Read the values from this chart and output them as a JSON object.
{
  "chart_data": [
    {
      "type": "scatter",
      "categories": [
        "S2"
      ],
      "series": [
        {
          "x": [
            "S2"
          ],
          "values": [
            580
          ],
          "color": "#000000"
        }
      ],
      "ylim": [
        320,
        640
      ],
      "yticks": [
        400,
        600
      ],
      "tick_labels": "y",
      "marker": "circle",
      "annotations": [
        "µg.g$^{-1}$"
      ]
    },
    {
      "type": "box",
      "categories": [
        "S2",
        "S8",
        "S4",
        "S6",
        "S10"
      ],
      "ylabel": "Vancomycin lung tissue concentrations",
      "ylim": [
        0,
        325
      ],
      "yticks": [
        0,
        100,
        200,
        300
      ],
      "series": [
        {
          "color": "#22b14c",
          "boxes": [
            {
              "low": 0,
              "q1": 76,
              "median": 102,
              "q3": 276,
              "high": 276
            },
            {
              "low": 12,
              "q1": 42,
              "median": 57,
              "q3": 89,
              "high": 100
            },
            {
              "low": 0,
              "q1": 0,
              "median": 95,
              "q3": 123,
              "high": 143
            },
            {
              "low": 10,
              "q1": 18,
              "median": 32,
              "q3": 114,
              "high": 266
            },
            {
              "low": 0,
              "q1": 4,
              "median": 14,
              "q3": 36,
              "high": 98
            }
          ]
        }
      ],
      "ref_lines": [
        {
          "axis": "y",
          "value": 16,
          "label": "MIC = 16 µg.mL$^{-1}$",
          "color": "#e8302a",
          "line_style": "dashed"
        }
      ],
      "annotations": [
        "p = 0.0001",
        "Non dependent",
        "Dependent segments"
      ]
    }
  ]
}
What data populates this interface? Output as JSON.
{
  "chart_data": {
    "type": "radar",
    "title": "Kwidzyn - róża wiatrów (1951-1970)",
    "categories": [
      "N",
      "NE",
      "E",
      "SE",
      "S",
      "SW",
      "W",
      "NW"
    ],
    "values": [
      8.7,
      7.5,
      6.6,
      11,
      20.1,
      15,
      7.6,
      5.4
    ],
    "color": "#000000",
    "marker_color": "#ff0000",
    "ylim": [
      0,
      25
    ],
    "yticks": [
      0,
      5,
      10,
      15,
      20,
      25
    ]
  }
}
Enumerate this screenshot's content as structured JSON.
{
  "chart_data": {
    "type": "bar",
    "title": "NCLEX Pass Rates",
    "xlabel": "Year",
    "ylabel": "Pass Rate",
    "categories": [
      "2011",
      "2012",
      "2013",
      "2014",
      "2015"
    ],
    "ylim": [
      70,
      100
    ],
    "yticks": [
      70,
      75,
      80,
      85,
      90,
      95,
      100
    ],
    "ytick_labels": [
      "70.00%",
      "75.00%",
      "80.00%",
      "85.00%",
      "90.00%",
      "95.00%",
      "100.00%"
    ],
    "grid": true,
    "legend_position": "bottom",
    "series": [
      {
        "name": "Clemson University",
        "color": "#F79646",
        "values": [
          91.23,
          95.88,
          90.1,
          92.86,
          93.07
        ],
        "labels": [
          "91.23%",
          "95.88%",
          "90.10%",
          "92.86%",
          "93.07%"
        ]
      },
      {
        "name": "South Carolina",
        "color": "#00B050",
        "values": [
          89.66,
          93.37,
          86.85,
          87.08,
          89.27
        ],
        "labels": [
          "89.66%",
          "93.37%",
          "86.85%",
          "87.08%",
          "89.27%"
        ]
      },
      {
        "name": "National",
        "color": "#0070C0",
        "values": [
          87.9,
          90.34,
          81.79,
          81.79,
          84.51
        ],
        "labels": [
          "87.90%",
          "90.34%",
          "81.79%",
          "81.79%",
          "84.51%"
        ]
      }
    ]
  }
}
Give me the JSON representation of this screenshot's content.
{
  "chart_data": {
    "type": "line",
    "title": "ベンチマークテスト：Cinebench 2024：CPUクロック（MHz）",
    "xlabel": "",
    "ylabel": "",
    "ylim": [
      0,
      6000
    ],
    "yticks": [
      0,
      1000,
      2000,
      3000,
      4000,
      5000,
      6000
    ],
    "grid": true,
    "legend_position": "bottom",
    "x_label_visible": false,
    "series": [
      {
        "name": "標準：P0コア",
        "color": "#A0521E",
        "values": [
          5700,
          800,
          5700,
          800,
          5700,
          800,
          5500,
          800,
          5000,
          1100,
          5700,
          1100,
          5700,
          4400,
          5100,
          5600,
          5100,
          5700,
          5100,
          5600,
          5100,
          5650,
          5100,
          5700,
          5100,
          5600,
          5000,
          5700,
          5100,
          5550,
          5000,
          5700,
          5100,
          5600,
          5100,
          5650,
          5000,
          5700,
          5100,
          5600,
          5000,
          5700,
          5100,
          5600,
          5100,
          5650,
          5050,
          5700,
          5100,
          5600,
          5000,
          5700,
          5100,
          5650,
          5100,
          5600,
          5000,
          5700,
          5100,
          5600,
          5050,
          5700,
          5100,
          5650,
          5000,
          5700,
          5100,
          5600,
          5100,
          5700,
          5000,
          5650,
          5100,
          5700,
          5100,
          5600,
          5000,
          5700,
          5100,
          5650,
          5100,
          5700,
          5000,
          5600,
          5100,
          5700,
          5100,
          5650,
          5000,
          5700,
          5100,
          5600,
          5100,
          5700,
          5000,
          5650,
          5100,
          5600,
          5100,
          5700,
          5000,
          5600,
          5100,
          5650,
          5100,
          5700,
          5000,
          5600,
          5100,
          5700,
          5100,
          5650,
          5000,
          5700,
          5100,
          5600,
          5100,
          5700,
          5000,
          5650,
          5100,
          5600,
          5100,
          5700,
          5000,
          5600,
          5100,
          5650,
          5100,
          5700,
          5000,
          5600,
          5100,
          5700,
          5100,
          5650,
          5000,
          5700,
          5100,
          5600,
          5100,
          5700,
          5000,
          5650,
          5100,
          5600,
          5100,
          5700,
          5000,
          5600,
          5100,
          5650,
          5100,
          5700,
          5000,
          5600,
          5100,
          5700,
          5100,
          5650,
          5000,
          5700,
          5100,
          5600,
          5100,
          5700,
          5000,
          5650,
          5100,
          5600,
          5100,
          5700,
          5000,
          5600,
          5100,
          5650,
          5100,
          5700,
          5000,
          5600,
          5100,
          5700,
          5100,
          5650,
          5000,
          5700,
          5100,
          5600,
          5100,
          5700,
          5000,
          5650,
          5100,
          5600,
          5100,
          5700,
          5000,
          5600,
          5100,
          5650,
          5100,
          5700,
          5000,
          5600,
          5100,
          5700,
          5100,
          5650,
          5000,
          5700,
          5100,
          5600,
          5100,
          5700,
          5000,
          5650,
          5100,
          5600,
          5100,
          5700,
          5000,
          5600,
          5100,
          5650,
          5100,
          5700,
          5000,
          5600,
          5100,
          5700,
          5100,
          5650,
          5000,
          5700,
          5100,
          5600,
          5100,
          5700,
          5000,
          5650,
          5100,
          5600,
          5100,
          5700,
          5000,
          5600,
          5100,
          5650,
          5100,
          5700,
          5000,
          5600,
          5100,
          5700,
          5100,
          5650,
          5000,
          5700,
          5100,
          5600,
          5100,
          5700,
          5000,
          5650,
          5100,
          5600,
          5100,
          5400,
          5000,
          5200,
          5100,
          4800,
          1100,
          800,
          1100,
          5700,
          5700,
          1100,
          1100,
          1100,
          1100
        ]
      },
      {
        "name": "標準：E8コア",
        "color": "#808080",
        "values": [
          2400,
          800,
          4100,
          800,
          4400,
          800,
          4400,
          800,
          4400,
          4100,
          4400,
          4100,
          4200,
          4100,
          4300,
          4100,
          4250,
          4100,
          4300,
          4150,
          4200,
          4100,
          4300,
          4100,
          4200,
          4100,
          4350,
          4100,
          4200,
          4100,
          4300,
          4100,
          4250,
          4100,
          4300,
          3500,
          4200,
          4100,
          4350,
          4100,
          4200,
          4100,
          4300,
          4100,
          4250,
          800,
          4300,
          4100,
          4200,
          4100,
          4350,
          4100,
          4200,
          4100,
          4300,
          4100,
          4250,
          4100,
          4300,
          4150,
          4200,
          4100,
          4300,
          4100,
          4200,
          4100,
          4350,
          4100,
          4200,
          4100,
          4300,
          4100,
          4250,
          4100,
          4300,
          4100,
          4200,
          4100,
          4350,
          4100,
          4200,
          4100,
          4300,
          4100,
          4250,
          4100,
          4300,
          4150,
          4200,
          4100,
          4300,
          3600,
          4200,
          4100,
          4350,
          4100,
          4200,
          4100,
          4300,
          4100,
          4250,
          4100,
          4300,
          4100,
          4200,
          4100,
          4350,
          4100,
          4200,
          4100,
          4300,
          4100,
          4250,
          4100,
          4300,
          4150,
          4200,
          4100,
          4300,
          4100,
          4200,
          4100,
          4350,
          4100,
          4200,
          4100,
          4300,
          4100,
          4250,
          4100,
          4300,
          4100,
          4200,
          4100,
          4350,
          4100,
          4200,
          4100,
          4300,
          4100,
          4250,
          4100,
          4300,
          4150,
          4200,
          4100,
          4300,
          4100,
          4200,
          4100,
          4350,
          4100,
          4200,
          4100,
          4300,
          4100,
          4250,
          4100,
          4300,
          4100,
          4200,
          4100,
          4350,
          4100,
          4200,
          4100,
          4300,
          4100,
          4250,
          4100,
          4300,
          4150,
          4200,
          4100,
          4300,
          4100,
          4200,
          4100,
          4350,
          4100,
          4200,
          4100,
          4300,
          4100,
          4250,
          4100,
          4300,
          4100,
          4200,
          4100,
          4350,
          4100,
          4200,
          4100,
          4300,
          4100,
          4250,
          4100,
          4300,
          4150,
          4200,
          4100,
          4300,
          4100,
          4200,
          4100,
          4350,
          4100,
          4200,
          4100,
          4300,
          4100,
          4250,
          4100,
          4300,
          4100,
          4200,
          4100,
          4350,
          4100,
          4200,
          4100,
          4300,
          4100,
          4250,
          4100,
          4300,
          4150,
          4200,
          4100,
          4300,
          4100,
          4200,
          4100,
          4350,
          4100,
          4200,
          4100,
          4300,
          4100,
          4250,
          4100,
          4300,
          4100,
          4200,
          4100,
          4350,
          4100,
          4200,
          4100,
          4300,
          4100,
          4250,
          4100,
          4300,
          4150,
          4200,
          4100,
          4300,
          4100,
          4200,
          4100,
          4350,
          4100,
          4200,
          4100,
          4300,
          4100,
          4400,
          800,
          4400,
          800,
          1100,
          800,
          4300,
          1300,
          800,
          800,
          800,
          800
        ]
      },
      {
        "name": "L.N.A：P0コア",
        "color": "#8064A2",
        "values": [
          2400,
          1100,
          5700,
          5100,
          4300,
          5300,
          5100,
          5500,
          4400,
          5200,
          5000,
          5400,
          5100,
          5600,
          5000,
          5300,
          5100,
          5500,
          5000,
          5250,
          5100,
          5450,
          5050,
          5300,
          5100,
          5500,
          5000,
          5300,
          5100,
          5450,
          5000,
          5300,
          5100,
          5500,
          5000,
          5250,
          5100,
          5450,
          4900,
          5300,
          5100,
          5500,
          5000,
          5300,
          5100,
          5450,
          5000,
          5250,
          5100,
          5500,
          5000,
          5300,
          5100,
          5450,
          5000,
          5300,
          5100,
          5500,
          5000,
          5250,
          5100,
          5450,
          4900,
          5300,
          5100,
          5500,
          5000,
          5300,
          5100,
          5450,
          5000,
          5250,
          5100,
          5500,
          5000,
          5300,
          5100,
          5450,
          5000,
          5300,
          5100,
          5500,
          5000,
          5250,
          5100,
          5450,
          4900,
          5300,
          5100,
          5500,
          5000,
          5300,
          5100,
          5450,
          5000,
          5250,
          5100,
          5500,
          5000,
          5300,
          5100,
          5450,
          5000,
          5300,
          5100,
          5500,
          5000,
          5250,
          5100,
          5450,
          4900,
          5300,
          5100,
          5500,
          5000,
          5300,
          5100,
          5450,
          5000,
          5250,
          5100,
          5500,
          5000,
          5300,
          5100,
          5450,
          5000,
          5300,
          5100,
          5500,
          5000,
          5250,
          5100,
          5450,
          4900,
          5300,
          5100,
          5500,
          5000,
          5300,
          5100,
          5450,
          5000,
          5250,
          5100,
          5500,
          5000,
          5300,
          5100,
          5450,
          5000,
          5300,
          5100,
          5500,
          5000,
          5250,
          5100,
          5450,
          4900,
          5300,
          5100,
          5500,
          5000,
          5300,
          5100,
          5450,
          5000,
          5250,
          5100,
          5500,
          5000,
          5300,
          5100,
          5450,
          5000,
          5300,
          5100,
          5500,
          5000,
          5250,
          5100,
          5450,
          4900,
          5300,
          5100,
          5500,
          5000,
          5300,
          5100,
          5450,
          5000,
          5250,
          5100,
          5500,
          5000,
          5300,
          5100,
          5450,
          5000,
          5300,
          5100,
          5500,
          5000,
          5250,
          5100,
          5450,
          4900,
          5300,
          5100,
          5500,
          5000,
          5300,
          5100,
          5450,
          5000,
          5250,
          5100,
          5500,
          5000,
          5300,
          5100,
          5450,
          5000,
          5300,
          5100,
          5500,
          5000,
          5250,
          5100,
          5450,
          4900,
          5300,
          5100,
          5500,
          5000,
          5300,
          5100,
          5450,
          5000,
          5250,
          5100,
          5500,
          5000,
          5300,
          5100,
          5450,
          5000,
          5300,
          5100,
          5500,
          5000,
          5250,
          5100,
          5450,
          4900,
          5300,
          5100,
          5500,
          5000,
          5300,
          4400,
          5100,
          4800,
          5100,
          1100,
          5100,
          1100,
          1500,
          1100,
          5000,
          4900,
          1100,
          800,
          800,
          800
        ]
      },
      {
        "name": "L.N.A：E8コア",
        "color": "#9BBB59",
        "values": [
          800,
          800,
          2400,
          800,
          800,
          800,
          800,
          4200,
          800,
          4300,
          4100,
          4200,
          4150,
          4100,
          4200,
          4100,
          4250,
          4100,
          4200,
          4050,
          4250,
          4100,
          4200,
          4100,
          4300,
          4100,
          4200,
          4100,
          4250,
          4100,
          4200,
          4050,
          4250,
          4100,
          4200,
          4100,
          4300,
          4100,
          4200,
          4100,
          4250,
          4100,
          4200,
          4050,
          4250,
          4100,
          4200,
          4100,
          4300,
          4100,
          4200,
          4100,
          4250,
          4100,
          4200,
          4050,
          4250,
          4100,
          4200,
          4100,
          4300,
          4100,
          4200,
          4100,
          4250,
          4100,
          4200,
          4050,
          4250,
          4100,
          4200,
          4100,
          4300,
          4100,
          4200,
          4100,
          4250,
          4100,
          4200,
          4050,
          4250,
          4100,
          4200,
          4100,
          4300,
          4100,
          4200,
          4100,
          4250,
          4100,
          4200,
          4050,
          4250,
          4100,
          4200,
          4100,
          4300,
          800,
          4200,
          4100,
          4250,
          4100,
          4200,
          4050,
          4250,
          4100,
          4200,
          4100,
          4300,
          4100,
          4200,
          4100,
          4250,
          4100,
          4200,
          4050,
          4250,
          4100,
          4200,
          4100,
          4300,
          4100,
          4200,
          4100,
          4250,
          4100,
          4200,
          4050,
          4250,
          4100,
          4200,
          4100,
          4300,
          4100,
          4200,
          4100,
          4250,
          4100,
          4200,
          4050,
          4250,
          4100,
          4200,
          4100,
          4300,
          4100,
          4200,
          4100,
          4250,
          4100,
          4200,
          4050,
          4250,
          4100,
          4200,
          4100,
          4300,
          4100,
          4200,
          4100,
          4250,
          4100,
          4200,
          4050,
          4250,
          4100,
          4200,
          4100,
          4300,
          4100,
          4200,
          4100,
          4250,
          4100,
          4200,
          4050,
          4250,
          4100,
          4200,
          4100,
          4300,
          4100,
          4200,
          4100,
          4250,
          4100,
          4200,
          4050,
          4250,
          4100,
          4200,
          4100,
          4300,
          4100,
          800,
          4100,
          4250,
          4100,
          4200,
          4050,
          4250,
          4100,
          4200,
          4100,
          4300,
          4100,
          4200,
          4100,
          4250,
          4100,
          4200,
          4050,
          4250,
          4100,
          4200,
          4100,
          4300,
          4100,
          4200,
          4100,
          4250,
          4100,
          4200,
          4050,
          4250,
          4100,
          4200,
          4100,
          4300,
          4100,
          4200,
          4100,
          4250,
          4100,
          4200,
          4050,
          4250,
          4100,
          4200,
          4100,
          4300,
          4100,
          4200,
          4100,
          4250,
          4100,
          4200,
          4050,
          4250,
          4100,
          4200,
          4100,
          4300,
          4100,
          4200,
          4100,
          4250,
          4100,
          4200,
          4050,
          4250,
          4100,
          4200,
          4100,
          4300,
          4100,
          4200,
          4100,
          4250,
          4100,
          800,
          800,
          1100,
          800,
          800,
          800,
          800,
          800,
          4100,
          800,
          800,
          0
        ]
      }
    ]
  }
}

**Aim**
Find how many lines in the records contain the string "this", then give the number alone.

**Response**
4